> Task details
Could every line of the data be printed exactly as it reads?

> Record excerpts
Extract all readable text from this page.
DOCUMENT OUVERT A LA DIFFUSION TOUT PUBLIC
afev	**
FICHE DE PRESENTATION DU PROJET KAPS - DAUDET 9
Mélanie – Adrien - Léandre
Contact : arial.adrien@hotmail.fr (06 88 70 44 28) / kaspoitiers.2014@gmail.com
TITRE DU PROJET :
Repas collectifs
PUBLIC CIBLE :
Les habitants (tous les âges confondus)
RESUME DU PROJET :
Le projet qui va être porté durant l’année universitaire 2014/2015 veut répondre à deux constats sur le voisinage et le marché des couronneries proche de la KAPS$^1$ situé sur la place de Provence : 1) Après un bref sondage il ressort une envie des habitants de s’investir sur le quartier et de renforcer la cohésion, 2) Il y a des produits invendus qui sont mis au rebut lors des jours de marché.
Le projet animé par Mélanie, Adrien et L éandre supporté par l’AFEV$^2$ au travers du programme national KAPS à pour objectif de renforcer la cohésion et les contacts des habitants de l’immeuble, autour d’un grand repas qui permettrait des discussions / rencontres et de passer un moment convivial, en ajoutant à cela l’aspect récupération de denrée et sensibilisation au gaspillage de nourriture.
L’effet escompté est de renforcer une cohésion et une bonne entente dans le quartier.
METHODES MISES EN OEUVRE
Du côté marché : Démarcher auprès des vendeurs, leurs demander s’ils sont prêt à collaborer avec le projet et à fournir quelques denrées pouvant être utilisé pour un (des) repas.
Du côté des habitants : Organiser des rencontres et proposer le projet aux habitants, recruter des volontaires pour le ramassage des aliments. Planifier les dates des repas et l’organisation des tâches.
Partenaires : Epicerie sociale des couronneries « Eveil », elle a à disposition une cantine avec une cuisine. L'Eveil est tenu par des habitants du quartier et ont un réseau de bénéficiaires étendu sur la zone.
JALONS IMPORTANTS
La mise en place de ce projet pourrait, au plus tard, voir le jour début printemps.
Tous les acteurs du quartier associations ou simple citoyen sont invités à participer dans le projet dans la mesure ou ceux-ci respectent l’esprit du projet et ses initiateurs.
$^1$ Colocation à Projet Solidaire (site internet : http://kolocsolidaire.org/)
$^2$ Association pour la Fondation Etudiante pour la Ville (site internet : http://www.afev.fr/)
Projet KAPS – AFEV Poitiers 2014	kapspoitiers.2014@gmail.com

> Result for this exercise
Extract all readable text from this page.
DOCUMENT OUVERT A LA DIFFUSION TOUT PUBLIC
afev	**
FICHE DE PRESENTATION DU PROJET KAPS - DAUDET 9
Mélanie – Adrien - Léandre
Contact : arial.adrien@hotmail.fr (06 88 70 44 28) / kaspoitiers.2014@gmail.com
TITRE DU PROJET :
Repas collectifs
PUBLIC CIBLE :
Les habitants (tous les âges confondus)
RESUME DU PROJET :
Le projet qui va être porté durant l’année universitaire 2014/2015 veut répondre à deux constats sur le voisinage et le marché des couronneries proche de la KAPS$^1$ situé sur la place de Provence : 1) Après un bref sondage il ressort une envie des habitants de s’investir sur le quartier et de renforcer la cohésion, 2) Il y a des produits invendus qui sont mis au rebut lors des jours de marché.
Le projet animé par Mélanie, Adrien et L éandre supporté par l’AFEV$^2$ au travers du programme national KAPS à pour objectif de renforcer la cohésion et les contacts des habitants de l’immeuble, autour d’un grand repas qui permettrait des discussions / rencontres et de passer un moment convivial, en ajoutant à cela l’aspect récupération de denrée et sensibilisation au gaspillage de nourriture.
L’effet escompté est de renforcer une cohésion et une bonne entente dans le quartier.
METHODES MISES EN OEUVRE
Du côté marché : Démarcher auprès des vendeurs, leurs demander s’ils sont prêt à collaborer avec le projet et à fournir quelques denrées pouvant être utilisé pour un (des) repas.
Du côté des habitants : Organiser des rencontres et proposer le projet aux habitants, recruter des volontaires pour le ramassage des aliments. Planifier les dates des repas et l’organisation des tâches.
Partenaires : Epicerie sociale des couronneries « Eveil », elle a à disposition une cantine avec une cuisine. L'Eveil est tenu par des habitants du quartier et ont un réseau de bénéficiaires étendu sur la zone.
JALONS IMPORTANTS
La mise en place de ce projet pourrait, au plus tard, voir le jour début printemps.
Tous les acteurs du quartier associations ou simple citoyen sont invités à participer dans le projet dans la mesure ou ceux-ci respectent l’esprit du projet et ses initiateurs.
$^1$ Colocation à Projet Solidaire (site internet : http://kolocsolidaire.org/)
$^2$ Association pour la Fondation Etudiante pour la Ville (site internet : http://www.afev.fr/)
Projet KAPS – AFEV Poitiers 2014	kapspoitiers.2014@gmail.com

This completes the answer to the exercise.